→ RECORDS
>> start

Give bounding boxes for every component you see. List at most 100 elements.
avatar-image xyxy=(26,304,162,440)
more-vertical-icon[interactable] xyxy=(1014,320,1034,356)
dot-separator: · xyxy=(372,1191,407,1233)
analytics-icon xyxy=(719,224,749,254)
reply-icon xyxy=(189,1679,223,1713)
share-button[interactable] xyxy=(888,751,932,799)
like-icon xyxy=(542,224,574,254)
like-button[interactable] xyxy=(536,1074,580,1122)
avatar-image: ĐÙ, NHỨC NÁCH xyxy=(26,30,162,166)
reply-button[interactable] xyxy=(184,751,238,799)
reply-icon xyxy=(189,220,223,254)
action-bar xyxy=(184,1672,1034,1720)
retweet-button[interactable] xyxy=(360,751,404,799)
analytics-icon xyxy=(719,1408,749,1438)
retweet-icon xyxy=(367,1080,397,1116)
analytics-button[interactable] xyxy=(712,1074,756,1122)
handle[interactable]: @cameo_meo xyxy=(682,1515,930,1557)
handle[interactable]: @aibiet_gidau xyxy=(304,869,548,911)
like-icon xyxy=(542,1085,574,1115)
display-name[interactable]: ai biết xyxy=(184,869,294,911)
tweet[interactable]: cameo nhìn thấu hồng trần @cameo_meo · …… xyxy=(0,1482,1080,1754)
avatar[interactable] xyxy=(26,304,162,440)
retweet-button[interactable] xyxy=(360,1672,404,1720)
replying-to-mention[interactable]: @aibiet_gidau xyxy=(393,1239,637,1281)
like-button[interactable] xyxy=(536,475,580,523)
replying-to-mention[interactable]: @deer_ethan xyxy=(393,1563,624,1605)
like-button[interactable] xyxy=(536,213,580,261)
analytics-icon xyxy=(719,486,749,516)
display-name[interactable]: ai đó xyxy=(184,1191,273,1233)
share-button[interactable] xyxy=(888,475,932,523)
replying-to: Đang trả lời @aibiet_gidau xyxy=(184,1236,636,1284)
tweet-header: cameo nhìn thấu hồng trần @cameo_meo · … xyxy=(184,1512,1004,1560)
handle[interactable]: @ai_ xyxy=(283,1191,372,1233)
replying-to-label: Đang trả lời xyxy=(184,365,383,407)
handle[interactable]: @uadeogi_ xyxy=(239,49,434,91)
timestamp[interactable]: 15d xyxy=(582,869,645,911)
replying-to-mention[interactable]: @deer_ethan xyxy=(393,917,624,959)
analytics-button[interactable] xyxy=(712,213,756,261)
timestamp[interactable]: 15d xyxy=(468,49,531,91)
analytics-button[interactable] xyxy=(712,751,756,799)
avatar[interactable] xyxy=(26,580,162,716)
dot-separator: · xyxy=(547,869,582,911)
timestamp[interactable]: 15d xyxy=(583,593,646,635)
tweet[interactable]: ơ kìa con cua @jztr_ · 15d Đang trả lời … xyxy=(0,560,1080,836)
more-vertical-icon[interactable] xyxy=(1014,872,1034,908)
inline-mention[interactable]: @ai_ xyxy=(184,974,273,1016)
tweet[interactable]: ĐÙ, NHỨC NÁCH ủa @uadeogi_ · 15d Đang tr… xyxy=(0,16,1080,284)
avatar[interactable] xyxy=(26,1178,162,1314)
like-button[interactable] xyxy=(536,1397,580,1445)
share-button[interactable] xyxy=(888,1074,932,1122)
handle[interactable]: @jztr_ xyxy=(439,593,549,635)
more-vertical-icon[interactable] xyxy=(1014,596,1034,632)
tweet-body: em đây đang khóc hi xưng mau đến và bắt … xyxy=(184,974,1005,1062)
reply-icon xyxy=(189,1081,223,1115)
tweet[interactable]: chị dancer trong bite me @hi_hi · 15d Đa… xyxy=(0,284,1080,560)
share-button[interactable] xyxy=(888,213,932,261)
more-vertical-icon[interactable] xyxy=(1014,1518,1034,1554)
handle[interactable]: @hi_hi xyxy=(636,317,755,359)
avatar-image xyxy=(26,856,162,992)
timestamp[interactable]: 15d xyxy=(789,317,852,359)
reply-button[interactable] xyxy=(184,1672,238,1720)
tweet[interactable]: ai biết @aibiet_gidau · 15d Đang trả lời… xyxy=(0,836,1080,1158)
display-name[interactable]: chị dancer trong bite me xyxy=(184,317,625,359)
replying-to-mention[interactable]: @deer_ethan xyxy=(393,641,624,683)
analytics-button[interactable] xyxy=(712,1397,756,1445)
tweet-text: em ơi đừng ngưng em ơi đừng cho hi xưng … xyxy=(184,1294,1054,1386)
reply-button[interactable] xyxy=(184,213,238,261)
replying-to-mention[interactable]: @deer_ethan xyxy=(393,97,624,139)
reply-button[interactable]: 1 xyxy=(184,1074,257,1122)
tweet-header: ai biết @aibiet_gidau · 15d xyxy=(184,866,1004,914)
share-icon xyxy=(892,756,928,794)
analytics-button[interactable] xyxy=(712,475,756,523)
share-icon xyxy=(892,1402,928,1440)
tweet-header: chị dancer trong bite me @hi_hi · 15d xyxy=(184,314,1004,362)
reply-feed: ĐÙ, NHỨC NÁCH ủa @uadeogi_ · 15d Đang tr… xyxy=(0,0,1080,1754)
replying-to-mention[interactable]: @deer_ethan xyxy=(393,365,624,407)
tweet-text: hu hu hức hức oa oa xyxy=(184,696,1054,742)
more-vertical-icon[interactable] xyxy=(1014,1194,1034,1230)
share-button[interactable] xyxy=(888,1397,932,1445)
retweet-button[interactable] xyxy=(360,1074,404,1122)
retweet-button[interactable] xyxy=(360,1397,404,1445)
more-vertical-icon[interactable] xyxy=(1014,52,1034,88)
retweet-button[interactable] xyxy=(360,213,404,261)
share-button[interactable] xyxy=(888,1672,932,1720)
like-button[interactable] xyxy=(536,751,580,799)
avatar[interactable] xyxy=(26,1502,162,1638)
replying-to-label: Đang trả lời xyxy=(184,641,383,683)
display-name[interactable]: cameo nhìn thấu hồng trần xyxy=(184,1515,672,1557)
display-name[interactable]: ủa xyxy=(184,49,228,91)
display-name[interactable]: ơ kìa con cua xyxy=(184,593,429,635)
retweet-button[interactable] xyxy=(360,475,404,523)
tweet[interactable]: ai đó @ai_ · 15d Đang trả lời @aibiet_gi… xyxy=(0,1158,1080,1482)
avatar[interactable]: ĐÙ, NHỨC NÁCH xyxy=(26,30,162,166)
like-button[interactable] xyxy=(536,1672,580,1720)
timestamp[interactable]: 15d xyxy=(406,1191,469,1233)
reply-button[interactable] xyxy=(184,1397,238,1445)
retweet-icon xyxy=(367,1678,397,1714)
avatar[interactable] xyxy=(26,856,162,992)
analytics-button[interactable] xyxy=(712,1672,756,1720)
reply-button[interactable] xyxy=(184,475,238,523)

>> end

→ WORK REQUIRED
Please quote all of the lines above word for word, from first to last.

→ RIGHT ANSWER
Give bounding boxes for every component you see. List at most 100 elements.
avatar-image xyxy=(26,304,162,440)
more-vertical-icon[interactable] xyxy=(1014,320,1034,356)
dot-separator: · xyxy=(372,1191,407,1233)
analytics-icon xyxy=(719,224,749,254)
reply-icon xyxy=(189,1679,223,1713)
share-button[interactable] xyxy=(888,751,932,799)
like-icon xyxy=(542,224,574,254)
like-button[interactable] xyxy=(536,1074,580,1122)
avatar-image: ĐÙ, NHỨC NÁCH xyxy=(26,30,162,166)
reply-button[interactable] xyxy=(184,751,238,799)
reply-icon xyxy=(189,220,223,254)
action-bar xyxy=(184,1672,1034,1720)
retweet-button[interactable] xyxy=(360,751,404,799)
analytics-icon xyxy=(719,1408,749,1438)
retweet-icon xyxy=(367,1080,397,1116)
analytics-button[interactable] xyxy=(712,1074,756,1122)
handle[interactable]: @cameo_meo xyxy=(682,1515,930,1557)
handle[interactable]: @aibiet_gidau xyxy=(304,869,548,911)
like-icon xyxy=(542,1085,574,1115)
display-name[interactable]: ai biết xyxy=(184,869,294,911)
tweet[interactable]: cameo nhìn thấu hồng trần @cameo_meo · …… xyxy=(0,1482,1080,1754)
avatar[interactable] xyxy=(26,304,162,440)
retweet-button[interactable] xyxy=(360,1672,404,1720)
replying-to-mention[interactable]: @aibiet_gidau xyxy=(393,1239,637,1281)
like-button[interactable] xyxy=(536,475,580,523)
replying-to-mention[interactable]: @deer_ethan xyxy=(393,1563,624,1605)
like-button[interactable] xyxy=(536,213,580,261)
analytics-icon xyxy=(719,486,749,516)
display-name[interactable]: ai đó xyxy=(184,1191,273,1233)
share-button[interactable] xyxy=(888,475,932,523)
replying-to: Đang trả lời @aibiet_gidau xyxy=(184,1236,636,1284)
tweet-header: cameo nhìn thấu hồng trần @cameo_meo · … xyxy=(184,1512,1004,1560)
handle[interactable]: @ai_ xyxy=(283,1191,372,1233)
replying-to-label: Đang trả lời xyxy=(184,365,383,407)
handle[interactable]: @uadeogi_ xyxy=(239,49,434,91)
timestamp[interactable]: 15d xyxy=(582,869,645,911)
replying-to-mention[interactable]: @deer_ethan xyxy=(393,917,624,959)
analytics-button[interactable] xyxy=(712,213,756,261)
timestamp[interactable]: 15d xyxy=(468,49,531,91)
analytics-button[interactable] xyxy=(712,751,756,799)
avatar[interactable] xyxy=(26,580,162,716)
dot-separator: · xyxy=(547,869,582,911)
timestamp[interactable]: 15d xyxy=(583,593,646,635)
tweet[interactable]: ơ kìa con cua @jztr_ · 15d Đang trả lời … xyxy=(0,560,1080,836)
more-vertical-icon[interactable] xyxy=(1014,872,1034,908)
inline-mention[interactable]: @ai_ xyxy=(184,974,273,1016)
tweet[interactable]: ĐÙ, NHỨC NÁCH ủa @uadeogi_ · 15d Đang tr… xyxy=(0,16,1080,284)
avatar[interactable] xyxy=(26,1178,162,1314)
like-button[interactable] xyxy=(536,1397,580,1445)
share-button[interactable] xyxy=(888,1074,932,1122)
handle[interactable]: @jztr_ xyxy=(439,593,549,635)
more-vertical-icon[interactable] xyxy=(1014,596,1034,632)
tweet-body: em đây đang khóc hi xưng mau đến và bắt … xyxy=(184,974,1005,1062)
reply-icon xyxy=(189,1081,223,1115)
tweet[interactable]: chị dancer trong bite me @hi_hi · 15d Đa… xyxy=(0,284,1080,560)
share-button[interactable] xyxy=(888,213,932,261)
more-vertical-icon[interactable] xyxy=(1014,1518,1034,1554)
handle[interactable]: @hi_hi xyxy=(636,317,755,359)
avatar-image xyxy=(26,856,162,992)
timestamp[interactable]: 15d xyxy=(789,317,852,359)
reply-button[interactable] xyxy=(184,1672,238,1720)
tweet[interactable]: ai biết @aibiet_gidau · 15d Đang trả lời… xyxy=(0,836,1080,1158)
display-name[interactable]: chị dancer trong bite me xyxy=(184,317,625,359)
replying-to-mention[interactable]: @deer_ethan xyxy=(393,641,624,683)
analytics-button[interactable] xyxy=(712,1397,756,1445)
tweet-text: em ơi đừng ngưng em ơi đừng cho hi xưng … xyxy=(184,1294,1054,1386)
reply-button[interactable] xyxy=(184,213,238,261)
replying-to-mention[interactable]: @deer_ethan xyxy=(393,97,624,139)
reply-button[interactable]: 1 xyxy=(184,1074,257,1122)
tweet-header: ai biết @aibiet_gidau · 15d xyxy=(184,866,1004,914)
share-icon xyxy=(892,756,928,794)
analytics-button[interactable] xyxy=(712,475,756,523)
share-icon xyxy=(892,1402,928,1440)
tweet-header: chị dancer trong bite me @hi_hi · 15d xyxy=(184,314,1004,362)
reply-feed: ĐÙ, NHỨC NÁCH ủa @uadeogi_ · 15d Đang tr… xyxy=(0,0,1080,1754)
replying-to-mention[interactable]: @deer_ethan xyxy=(393,365,624,407)
tweet-text: hu hu hức hức oa oa xyxy=(184,696,1054,742)
more-vertical-icon[interactable] xyxy=(1014,1194,1034,1230)
share-button[interactable] xyxy=(888,1397,932,1445)
retweet-button[interactable] xyxy=(360,1074,404,1122)
retweet-button[interactable] xyxy=(360,1397,404,1445)
more-vertical-icon[interactable] xyxy=(1014,52,1034,88)
retweet-button[interactable] xyxy=(360,213,404,261)
share-button[interactable] xyxy=(888,1672,932,1720)
like-button[interactable] xyxy=(536,751,580,799)
avatar[interactable] xyxy=(26,1502,162,1638)
replying-to-label: Đang trả lời xyxy=(184,641,383,683)
display-name[interactable]: cameo nhìn thấu hồng trần xyxy=(184,1515,672,1557)
display-name[interactable]: ủa xyxy=(184,49,228,91)
display-name[interactable]: ơ kìa con cua xyxy=(184,593,429,635)
retweet-button[interactable] xyxy=(360,475,404,523)
tweet[interactable]: ai đó @ai_ · 15d Đang trả lời @aibiet_gi… xyxy=(0,1158,1080,1482)
avatar[interactable]: ĐÙ, NHỨC NÁCH xyxy=(26,30,162,166)
like-button[interactable] xyxy=(536,1672,580,1720)
timestamp[interactable]: 15d xyxy=(406,1191,469,1233)
reply-button[interactable] xyxy=(184,1397,238,1445)
retweet-icon xyxy=(367,1678,397,1714)
avatar[interactable] xyxy=(26,856,162,992)
analytics-button[interactable] xyxy=(712,1672,756,1720)
reply-button[interactable] xyxy=(184,475,238,523)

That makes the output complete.